Element boundary records:
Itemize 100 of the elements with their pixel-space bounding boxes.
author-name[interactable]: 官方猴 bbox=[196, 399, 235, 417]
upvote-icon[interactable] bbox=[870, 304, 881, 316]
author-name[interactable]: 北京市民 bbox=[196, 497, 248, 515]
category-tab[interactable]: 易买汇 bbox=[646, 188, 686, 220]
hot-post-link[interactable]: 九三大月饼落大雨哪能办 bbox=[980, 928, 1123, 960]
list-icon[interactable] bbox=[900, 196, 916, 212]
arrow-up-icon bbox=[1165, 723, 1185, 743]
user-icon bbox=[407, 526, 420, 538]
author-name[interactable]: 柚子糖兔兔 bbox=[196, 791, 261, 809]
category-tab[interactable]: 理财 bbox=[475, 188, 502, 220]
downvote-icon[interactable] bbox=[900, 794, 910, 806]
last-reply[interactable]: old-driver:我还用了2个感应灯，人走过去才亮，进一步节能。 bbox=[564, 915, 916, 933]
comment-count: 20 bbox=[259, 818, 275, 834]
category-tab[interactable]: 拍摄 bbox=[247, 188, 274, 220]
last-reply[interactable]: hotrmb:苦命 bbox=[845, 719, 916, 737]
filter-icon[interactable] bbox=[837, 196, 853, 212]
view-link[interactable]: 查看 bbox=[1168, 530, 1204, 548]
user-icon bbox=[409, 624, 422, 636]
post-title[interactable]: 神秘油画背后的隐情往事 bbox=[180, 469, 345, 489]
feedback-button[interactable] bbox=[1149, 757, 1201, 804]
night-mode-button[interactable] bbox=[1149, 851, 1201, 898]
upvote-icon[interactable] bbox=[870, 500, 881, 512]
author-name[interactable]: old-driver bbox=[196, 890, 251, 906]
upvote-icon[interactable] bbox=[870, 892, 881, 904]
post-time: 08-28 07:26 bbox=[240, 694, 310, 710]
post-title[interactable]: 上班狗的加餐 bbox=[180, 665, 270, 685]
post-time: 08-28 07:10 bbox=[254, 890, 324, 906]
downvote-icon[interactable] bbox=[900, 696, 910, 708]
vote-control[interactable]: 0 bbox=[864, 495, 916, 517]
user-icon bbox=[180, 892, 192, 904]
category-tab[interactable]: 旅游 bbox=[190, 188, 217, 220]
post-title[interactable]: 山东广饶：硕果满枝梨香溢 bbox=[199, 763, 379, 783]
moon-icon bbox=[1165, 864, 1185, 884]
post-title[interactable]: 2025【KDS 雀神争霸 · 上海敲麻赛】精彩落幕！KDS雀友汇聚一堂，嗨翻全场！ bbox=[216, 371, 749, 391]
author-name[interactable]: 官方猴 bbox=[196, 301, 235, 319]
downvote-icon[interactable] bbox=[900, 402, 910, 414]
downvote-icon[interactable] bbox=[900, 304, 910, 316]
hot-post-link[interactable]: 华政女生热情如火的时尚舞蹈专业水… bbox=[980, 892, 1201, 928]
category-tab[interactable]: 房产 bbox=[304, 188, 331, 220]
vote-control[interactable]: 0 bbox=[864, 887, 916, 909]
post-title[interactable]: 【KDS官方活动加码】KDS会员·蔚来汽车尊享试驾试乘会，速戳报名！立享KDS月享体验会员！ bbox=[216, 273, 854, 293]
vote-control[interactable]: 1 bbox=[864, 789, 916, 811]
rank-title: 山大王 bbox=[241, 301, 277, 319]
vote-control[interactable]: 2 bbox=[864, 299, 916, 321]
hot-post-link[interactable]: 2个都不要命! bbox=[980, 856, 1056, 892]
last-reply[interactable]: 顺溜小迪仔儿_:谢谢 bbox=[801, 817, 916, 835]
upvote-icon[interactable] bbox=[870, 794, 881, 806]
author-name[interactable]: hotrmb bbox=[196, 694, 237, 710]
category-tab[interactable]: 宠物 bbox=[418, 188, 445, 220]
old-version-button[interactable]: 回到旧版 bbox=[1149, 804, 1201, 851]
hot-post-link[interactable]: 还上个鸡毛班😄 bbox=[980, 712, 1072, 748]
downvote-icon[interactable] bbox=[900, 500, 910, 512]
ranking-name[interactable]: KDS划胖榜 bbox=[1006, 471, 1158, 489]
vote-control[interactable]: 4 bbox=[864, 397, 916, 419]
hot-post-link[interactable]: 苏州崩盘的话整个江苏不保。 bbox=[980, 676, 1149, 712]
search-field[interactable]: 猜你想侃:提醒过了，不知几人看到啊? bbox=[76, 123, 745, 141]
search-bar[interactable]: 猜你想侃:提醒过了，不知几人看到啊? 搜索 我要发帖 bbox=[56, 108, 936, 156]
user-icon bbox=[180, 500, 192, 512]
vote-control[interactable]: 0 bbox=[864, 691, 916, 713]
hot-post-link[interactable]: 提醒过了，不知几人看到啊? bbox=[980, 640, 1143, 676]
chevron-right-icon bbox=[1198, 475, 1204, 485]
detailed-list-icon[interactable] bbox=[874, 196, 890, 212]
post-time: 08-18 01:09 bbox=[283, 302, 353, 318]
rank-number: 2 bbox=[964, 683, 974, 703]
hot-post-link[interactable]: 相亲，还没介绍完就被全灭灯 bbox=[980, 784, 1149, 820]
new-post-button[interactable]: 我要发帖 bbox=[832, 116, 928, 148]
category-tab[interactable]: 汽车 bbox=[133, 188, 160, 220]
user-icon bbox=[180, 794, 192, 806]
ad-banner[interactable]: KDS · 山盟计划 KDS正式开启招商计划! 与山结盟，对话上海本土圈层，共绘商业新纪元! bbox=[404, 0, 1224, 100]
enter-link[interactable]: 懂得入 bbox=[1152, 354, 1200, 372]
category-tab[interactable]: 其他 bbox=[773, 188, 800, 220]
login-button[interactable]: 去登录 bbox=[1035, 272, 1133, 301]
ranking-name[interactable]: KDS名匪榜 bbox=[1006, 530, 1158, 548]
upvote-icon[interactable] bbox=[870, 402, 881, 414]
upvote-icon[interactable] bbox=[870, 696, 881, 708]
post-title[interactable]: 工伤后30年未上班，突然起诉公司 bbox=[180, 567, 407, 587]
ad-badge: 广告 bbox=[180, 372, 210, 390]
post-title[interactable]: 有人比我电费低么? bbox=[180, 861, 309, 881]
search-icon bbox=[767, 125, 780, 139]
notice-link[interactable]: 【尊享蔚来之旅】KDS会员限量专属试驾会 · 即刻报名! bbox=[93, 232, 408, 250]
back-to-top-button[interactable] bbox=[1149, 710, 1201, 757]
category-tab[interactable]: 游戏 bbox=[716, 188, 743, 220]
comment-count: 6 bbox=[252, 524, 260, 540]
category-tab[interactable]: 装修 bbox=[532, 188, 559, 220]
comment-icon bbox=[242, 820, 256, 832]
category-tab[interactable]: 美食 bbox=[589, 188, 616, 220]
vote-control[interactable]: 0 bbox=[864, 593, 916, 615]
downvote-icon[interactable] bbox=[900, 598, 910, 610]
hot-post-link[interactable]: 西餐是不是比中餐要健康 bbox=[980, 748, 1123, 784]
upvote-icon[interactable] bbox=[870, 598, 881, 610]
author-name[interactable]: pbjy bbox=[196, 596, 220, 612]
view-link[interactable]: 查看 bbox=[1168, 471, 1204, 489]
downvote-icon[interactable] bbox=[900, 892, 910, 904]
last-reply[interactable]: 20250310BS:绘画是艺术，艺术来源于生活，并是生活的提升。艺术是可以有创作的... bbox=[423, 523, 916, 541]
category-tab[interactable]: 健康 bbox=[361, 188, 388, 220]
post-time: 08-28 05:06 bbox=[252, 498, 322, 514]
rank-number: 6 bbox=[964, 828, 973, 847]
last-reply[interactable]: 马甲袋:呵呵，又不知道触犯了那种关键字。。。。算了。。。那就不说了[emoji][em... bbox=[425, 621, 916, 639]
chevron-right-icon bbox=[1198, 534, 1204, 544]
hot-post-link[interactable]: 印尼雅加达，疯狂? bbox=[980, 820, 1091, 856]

=== What you should do ===
Reproduce verbatim everything from the start of the records down to and including the line that contains "arrow-up-icon bbox=[1165, 723, 1185, 743]", and nothing else.

=== Complete answer ===
Itemize 100 of the elements with their pixel-space bounding boxes.
author-name[interactable]: 官方猴 bbox=[196, 399, 235, 417]
upvote-icon[interactable] bbox=[870, 304, 881, 316]
author-name[interactable]: 北京市民 bbox=[196, 497, 248, 515]
category-tab[interactable]: 易买汇 bbox=[646, 188, 686, 220]
hot-post-link[interactable]: 九三大月饼落大雨哪能办 bbox=[980, 928, 1123, 960]
list-icon[interactable] bbox=[900, 196, 916, 212]
arrow-up-icon bbox=[1165, 723, 1185, 743]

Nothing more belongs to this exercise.